TASK INSTRUCTIONS →
Pick every line with "Modulo" from the material below.

INPUT RECORDS →
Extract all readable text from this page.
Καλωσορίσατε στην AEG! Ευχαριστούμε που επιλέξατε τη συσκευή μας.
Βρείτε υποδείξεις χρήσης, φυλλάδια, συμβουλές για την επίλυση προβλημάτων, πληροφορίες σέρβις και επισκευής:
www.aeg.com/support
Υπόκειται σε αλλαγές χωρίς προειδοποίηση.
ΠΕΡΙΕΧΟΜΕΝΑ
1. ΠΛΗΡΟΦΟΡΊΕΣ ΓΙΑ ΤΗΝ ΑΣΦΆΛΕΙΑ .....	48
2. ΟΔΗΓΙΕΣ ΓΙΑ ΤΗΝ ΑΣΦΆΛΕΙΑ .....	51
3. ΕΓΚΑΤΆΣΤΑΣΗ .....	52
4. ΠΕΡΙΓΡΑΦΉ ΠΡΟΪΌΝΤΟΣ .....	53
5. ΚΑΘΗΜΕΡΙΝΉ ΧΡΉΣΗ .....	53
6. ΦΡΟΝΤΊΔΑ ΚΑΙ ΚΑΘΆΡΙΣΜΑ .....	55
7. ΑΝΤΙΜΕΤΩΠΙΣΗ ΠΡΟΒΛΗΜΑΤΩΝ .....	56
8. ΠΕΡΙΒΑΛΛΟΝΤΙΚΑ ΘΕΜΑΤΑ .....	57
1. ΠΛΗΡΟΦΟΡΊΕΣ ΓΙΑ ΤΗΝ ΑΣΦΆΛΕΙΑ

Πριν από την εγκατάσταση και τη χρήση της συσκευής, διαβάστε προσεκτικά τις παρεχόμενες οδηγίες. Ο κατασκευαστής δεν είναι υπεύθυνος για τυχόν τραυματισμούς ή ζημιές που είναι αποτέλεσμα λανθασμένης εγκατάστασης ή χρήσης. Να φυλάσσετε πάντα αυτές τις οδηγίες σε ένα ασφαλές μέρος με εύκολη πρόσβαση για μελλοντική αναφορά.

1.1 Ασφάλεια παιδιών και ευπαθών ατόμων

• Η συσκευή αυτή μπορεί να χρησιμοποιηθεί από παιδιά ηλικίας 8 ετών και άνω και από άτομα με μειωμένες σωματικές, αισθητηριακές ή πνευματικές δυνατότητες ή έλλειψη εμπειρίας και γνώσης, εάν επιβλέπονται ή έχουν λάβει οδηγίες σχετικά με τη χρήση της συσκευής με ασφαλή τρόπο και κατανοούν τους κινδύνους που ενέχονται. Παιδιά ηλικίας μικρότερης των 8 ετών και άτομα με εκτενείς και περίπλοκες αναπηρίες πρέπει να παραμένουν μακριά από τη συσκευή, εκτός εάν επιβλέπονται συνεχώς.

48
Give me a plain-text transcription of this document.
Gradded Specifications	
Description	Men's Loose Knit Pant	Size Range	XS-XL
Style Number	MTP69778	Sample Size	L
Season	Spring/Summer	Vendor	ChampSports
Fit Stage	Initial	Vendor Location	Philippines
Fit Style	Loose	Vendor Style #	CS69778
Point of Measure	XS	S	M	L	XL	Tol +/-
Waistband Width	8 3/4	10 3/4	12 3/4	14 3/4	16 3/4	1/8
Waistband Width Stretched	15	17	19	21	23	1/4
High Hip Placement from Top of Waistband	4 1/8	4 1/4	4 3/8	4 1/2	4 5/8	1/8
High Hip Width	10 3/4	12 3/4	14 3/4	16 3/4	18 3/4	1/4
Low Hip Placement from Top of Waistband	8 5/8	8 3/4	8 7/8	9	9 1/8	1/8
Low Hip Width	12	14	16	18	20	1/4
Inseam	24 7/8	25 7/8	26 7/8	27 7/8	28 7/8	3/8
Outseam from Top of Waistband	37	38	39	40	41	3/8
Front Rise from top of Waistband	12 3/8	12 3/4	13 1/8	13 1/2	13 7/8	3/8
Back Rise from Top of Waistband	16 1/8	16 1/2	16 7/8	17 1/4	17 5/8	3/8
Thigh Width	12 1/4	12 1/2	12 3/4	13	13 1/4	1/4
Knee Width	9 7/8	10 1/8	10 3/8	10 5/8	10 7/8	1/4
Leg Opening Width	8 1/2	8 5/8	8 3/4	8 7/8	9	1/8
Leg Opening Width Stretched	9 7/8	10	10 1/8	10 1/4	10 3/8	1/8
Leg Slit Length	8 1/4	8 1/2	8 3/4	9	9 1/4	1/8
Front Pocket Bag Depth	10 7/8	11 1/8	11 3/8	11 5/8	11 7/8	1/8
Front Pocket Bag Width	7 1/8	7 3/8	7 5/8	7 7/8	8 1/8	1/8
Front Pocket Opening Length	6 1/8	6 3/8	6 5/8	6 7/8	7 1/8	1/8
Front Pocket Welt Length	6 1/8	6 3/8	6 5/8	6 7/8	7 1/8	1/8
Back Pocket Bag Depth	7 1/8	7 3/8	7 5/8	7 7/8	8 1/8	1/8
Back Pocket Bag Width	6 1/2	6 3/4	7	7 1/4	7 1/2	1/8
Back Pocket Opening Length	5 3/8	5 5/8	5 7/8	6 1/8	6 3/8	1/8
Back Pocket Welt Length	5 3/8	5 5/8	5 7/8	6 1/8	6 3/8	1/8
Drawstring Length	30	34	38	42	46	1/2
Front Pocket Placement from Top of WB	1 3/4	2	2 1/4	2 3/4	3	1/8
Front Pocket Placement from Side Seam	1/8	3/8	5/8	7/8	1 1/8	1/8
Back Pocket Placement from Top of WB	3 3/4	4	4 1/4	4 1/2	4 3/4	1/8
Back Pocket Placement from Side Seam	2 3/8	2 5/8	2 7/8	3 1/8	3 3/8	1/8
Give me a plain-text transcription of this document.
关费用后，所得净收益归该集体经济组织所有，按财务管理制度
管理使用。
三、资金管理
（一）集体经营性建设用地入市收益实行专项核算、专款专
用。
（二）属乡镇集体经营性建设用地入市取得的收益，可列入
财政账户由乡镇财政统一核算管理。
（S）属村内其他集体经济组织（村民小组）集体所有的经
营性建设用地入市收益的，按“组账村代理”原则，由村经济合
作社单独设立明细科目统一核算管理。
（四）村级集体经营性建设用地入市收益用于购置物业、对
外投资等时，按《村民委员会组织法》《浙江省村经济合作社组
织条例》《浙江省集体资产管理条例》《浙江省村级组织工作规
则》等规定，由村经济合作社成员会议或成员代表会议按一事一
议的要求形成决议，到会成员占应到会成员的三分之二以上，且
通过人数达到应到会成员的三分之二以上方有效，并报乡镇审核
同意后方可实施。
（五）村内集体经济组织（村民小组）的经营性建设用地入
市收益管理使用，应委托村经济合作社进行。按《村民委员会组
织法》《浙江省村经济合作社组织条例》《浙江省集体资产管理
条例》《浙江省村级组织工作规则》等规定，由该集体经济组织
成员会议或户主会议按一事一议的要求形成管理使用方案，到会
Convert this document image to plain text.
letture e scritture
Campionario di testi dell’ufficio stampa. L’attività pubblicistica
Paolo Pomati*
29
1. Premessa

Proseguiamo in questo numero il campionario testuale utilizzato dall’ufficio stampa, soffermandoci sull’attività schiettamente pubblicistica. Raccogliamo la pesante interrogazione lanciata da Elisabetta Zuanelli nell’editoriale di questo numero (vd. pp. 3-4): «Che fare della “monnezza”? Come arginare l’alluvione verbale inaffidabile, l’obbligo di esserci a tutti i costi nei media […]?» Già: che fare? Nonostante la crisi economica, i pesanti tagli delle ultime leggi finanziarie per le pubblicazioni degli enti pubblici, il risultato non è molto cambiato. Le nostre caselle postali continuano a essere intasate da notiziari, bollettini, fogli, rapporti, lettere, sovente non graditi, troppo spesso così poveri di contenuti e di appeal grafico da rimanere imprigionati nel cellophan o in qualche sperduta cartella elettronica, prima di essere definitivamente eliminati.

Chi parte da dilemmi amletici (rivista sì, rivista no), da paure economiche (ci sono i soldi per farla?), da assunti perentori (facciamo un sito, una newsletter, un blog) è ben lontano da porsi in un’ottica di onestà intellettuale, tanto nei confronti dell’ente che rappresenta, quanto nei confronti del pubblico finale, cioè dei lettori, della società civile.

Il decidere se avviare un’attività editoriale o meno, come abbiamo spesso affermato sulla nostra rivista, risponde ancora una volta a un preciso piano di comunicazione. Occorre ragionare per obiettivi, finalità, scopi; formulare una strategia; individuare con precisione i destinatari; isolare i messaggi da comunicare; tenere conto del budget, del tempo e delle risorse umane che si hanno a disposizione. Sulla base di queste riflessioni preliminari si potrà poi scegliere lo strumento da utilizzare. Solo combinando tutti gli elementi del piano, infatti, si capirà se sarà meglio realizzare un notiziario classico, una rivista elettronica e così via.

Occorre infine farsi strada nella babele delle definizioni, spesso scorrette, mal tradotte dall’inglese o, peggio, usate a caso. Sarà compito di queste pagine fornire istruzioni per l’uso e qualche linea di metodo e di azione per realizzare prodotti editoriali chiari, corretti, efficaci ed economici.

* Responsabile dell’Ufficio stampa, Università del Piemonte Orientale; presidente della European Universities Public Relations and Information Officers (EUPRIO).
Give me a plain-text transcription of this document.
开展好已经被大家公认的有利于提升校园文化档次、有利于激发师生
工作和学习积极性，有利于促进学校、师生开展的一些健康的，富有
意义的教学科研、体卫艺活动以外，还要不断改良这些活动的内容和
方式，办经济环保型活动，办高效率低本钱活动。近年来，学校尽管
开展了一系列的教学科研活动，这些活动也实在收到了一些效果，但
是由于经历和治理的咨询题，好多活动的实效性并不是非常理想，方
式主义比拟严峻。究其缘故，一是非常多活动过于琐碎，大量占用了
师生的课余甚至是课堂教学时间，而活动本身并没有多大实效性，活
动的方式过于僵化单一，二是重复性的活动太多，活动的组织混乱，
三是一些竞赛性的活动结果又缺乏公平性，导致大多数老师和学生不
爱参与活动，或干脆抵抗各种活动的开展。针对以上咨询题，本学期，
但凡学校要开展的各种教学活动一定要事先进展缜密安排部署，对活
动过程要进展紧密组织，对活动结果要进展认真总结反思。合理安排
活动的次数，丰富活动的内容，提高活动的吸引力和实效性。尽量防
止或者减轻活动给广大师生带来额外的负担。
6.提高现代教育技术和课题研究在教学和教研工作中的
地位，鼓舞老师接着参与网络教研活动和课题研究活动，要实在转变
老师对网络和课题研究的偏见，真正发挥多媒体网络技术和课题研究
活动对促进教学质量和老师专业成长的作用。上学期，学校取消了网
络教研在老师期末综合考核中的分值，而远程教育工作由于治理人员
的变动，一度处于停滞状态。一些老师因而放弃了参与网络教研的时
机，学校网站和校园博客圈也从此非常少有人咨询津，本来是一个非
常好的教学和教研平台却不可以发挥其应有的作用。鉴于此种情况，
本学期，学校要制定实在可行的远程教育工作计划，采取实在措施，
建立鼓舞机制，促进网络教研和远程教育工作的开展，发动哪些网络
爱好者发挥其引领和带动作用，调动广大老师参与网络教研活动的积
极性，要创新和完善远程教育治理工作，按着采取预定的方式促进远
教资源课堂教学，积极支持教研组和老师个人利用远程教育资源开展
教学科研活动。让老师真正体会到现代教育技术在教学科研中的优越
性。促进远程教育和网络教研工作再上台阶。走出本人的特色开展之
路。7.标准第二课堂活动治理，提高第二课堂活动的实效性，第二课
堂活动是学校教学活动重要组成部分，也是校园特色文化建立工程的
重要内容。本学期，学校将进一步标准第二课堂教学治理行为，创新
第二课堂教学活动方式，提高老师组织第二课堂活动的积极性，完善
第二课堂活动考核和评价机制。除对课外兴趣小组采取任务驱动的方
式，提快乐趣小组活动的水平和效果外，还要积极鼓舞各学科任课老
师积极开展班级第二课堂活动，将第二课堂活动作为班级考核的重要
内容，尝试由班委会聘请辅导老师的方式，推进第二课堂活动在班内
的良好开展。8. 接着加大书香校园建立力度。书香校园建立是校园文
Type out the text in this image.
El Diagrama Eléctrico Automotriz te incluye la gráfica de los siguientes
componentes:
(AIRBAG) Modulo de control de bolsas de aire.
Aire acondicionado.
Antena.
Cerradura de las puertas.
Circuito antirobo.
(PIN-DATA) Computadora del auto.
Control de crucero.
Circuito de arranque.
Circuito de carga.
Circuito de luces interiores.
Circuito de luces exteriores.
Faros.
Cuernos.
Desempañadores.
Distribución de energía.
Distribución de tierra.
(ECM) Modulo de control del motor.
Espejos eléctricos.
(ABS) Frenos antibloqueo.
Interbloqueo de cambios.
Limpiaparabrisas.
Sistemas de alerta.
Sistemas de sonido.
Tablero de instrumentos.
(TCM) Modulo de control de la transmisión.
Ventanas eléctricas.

FULL RESPONSE →
(AIRBAG) Modulo de control de bolsas de aire.
(ECM) Modulo de control del motor.
(TCM) Modulo de control de la transmisión.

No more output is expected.